- _Passage_:
In her PowerPoint presentation, Schijvens showed average single family home “values” – from the Zillow website – going down but still high, at $498,000. The average single family home value hit a high of $617,405 in 2022.
“If you look at 2016 to 2024 the average value of a single-family home has gone up by 3%, when you take into account the decline (over the last two years),” she said. “Nationally it’s 76% (up) compared to Sitka’s 3%. ... that’s good because it makes Sitka more attractive to people from outside.”
About 315 new homes built over the last 10 years in Sitka is one of the highest per-capita increases in the state, Schijvens said. Sitka added 32 units in 2020, another 37 in 2021, 36 in 2022 and 44 in 2023, which was the highest in the last 10 years.
In a survey, Sitka business leaders say housing availability is a significant barrier to business. Some 67% say it’s a significant barrier, and another 21% say it is a moderate barrier.
Sitka ranked highest in the list of Southeast communities saying housing is a significant barrier to business. One of the figures that interested the audience was the April estimate that 17%, or 700, of Sitka’s 4,140 housing units, were vacant. But Schijvens said that statistic is similar to what she sees in the region and statewide.

- _Records_:
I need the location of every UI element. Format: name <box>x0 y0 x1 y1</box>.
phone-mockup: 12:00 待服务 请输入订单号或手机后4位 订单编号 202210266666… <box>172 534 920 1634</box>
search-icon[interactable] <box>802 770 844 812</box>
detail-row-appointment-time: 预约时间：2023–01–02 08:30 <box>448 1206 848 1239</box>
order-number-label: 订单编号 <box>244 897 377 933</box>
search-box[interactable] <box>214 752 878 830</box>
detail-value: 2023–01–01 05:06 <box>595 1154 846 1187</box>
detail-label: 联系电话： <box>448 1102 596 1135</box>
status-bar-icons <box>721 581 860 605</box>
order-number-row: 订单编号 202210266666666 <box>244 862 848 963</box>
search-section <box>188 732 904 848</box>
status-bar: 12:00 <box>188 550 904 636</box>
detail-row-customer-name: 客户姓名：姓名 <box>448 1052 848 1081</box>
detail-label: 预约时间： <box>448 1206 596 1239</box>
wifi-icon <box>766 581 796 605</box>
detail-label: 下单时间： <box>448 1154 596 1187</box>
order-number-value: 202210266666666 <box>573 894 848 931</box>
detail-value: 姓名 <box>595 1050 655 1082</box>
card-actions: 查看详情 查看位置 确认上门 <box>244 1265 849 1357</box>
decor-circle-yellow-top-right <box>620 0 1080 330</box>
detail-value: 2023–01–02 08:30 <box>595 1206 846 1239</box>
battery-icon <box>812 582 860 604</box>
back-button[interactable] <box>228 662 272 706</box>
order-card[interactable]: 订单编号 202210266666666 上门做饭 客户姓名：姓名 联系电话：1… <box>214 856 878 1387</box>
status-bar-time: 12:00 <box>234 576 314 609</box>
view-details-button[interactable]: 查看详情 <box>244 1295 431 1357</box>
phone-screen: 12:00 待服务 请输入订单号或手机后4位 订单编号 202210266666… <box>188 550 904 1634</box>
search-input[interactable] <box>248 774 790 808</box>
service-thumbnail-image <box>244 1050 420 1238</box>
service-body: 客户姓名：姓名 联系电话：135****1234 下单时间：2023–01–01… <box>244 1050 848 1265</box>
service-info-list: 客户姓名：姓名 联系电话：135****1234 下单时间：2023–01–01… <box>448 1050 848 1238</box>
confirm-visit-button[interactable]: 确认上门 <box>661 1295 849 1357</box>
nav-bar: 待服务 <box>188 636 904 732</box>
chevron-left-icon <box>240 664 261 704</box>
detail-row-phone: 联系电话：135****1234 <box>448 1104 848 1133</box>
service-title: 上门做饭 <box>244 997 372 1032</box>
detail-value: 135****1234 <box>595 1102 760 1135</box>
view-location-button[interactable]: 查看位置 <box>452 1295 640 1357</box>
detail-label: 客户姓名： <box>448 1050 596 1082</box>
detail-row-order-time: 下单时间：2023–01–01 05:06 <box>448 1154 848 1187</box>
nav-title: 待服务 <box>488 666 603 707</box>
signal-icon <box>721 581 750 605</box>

- _Problem description_: From the Sitka housing text, extract the words starting at "Sitka ranked highest" and ending at "region and statewide.". The listing is separate material, unrelated to the Sitka housing text.

- _Task response_:
Sitka ranked highest in the list of Southeast communities saying housing is a significant barrier to business. One of the figures that interested the audience was the April estimate that 17%, or 700, of Sitka’s 4,140 housing units, were vacant. But Schijvens said that statistic is similar to what she sees in the region and statewide.